* INSTRUCTION: Find "OCR this image." in the material below, then copy that line and every subsequent line to the end, exactly.

::: THE INPUT

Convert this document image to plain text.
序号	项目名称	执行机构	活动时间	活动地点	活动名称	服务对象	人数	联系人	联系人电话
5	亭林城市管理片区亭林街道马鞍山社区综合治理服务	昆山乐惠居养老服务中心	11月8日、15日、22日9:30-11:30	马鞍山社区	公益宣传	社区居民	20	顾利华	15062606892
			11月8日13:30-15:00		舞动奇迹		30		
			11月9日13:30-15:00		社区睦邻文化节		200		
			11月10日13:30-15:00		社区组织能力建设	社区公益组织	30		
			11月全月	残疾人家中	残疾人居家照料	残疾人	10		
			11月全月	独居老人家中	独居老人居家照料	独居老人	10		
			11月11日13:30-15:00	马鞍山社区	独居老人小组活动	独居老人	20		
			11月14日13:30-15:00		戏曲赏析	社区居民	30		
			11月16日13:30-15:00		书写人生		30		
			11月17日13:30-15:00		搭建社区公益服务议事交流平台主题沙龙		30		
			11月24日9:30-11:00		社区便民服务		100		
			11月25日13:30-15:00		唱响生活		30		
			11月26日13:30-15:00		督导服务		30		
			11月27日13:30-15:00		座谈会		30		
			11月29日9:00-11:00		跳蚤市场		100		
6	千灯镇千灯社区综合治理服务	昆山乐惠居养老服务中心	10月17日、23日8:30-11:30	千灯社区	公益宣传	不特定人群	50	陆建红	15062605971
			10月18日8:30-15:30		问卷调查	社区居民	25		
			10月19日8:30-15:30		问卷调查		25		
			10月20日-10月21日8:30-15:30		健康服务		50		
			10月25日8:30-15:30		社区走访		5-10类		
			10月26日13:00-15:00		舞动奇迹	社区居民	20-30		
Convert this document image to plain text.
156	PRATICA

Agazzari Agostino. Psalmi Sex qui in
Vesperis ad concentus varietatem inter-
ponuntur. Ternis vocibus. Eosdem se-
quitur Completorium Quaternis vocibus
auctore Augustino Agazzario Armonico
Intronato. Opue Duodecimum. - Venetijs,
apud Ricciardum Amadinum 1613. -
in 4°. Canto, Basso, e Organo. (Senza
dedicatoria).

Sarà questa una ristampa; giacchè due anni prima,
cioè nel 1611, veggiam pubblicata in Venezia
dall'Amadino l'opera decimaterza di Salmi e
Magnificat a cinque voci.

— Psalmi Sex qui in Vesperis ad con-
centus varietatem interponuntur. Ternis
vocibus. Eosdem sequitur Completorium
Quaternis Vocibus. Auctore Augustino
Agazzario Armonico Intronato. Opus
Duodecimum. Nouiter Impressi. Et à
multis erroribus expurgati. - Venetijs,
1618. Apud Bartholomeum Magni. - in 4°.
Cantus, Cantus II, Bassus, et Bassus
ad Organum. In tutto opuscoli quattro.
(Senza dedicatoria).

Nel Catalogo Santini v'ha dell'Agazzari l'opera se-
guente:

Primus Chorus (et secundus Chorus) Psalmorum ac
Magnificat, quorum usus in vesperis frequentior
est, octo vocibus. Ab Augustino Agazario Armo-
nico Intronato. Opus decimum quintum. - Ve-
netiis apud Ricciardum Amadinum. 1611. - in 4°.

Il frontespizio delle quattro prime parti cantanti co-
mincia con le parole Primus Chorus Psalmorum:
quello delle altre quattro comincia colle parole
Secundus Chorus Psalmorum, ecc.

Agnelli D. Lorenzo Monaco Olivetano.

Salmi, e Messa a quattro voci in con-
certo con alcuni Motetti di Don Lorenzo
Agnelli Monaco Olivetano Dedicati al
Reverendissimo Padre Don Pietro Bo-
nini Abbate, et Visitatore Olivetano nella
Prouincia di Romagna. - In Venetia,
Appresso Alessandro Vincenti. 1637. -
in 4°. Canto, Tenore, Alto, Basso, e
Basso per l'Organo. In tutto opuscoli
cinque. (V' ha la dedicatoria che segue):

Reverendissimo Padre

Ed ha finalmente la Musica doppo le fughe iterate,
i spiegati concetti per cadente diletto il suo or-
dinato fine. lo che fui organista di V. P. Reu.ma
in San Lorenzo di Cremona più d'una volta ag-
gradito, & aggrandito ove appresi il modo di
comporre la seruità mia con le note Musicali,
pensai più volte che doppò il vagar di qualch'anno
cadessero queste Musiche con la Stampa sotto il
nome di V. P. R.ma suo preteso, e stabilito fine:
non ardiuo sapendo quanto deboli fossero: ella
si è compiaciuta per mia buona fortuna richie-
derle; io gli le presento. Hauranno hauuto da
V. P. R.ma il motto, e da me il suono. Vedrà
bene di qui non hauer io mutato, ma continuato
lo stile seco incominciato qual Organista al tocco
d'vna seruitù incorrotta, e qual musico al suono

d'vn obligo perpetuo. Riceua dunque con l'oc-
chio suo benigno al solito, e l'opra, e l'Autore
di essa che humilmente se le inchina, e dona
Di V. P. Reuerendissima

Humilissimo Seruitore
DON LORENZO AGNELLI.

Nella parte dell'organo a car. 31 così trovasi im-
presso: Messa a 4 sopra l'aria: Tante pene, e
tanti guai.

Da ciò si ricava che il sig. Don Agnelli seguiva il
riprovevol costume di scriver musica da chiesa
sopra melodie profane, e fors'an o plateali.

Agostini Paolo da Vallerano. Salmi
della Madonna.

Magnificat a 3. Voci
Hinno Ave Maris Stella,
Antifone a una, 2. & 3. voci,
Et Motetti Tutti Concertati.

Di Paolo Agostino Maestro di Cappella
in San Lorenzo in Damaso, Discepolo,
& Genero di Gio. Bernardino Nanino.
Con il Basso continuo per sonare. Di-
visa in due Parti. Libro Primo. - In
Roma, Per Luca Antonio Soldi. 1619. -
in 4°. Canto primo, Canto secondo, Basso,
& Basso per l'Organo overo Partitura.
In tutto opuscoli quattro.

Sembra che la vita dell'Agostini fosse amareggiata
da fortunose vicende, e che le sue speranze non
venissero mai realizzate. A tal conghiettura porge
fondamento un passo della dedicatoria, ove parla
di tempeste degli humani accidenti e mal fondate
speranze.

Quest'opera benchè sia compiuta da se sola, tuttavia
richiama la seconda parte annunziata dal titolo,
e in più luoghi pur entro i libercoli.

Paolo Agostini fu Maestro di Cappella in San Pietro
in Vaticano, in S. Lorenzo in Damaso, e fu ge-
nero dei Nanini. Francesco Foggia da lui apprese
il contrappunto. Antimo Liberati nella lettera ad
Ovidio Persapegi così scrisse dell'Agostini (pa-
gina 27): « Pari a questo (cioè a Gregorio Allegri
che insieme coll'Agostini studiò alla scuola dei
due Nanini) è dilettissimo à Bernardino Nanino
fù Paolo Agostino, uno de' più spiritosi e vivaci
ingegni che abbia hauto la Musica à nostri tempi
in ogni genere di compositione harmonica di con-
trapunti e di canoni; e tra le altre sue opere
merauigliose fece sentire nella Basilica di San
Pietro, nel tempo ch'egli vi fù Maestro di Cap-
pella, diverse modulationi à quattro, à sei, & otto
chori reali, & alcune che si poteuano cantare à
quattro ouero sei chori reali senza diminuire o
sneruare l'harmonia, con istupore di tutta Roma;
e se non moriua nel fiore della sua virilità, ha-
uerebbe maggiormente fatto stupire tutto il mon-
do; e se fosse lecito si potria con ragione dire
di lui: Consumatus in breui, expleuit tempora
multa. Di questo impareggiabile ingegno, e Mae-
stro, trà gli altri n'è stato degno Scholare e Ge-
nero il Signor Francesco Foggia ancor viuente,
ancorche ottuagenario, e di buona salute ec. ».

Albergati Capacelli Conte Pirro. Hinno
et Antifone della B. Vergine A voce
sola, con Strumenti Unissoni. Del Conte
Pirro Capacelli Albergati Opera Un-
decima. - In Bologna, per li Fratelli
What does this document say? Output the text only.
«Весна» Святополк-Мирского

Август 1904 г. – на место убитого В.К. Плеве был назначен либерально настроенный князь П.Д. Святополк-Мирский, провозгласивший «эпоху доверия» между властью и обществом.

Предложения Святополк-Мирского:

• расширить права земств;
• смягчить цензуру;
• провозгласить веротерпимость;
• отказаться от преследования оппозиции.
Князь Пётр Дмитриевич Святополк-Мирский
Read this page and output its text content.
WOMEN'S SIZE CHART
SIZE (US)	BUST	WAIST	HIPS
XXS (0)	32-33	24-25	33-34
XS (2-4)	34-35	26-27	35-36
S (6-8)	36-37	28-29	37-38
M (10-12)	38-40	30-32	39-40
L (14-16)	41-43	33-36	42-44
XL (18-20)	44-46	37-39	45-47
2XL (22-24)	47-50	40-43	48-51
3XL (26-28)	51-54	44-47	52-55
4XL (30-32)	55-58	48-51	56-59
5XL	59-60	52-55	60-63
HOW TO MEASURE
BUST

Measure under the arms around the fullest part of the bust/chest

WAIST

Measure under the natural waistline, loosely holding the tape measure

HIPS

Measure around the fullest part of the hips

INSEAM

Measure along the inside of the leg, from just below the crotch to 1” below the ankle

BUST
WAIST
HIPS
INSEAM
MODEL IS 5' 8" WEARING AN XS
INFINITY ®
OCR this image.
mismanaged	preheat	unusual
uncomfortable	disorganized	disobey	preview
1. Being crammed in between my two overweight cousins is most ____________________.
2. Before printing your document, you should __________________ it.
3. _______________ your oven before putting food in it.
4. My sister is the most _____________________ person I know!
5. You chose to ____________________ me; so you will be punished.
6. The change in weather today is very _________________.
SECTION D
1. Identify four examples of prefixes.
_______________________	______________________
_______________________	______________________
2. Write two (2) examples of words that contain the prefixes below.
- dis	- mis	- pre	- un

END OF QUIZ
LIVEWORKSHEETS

::::::

* PROBLEM SOLUTION:
OCR this image.
mismanaged	preheat	unusual
uncomfortable	disorganized	disobey	preview
1. Being crammed in between my two overweight cousins is most ____________________.
2. Before printing your document, you should __________________ it.
3. _______________ your oven before putting food in it.
4. My sister is the most _____________________ person I know!
5. You chose to ____________________ me; so you will be punished.
6. The change in weather today is very _________________.
SECTION D
1. Identify four examples of prefixes.
_______________________	______________________
_______________________	______________________
2. Write two (2) examples of words that contain the prefixes below.
- dis	- mis	- pre	- un

END OF QUIZ
LIVEWORKSHEETS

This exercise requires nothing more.